• Do this:
Read the records below. Copy each line where the string "הכוונות" occurs.

--- Start of Information shown ---

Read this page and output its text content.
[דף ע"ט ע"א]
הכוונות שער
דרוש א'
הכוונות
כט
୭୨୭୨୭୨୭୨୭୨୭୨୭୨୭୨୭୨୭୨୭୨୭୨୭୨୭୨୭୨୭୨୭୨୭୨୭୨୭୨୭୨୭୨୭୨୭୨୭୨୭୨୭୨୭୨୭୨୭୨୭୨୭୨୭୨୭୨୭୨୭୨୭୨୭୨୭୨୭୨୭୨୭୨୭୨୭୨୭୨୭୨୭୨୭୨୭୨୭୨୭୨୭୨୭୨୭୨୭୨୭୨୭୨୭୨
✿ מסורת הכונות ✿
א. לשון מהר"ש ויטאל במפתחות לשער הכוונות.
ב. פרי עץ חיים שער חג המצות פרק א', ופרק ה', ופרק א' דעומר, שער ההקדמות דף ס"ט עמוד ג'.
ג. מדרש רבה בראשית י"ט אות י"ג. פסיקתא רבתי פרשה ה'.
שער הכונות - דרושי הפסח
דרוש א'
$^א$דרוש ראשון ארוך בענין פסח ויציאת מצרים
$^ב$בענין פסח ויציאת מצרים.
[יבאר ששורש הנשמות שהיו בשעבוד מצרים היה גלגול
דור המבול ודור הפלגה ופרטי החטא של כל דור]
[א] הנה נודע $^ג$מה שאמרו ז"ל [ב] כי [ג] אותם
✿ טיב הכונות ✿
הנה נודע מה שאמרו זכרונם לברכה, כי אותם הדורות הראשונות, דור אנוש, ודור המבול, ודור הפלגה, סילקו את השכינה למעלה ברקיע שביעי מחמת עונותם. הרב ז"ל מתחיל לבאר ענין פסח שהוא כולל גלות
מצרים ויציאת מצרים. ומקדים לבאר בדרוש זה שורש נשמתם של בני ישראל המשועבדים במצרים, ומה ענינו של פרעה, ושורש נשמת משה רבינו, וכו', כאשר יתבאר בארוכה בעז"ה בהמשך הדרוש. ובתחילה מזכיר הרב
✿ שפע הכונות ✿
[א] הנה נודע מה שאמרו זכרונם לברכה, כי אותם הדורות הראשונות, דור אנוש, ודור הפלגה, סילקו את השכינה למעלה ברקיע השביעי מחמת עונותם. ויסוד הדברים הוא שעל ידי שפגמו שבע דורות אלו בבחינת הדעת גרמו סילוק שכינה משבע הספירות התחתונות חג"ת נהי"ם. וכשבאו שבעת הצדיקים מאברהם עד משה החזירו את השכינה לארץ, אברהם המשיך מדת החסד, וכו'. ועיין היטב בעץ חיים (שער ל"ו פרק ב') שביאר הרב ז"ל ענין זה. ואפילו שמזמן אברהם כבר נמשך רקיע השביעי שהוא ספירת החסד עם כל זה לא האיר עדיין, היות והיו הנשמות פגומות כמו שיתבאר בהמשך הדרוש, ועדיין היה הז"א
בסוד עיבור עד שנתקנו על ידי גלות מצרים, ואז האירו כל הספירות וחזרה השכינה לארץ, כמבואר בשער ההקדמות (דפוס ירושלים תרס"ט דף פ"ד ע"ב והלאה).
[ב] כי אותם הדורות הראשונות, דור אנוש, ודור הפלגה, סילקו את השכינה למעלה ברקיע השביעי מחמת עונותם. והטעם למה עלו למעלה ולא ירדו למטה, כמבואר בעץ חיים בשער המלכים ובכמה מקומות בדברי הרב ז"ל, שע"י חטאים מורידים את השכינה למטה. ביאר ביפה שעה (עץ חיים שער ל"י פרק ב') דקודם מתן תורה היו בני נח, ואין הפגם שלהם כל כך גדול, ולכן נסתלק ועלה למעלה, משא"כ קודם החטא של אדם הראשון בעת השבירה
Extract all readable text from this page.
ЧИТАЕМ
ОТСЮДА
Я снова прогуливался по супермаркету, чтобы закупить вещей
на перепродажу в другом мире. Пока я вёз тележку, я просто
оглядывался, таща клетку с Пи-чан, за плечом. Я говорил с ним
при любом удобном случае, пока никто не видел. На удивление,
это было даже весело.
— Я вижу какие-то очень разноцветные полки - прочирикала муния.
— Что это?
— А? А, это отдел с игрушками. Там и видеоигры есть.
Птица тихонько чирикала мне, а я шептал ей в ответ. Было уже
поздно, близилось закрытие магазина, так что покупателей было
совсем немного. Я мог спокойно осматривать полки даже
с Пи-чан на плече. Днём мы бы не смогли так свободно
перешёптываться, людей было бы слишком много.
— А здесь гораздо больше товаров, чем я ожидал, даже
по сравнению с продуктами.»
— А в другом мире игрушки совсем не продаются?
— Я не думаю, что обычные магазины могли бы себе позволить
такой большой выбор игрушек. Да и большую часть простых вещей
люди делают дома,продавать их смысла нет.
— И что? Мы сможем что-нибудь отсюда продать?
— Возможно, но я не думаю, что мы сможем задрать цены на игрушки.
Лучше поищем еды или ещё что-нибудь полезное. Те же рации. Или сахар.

--- End of Information shown ---

• The response:
הכוונות שער
הכוונות
א. לשון מהר"ש ויטאל במפתחות לשער הכוונות.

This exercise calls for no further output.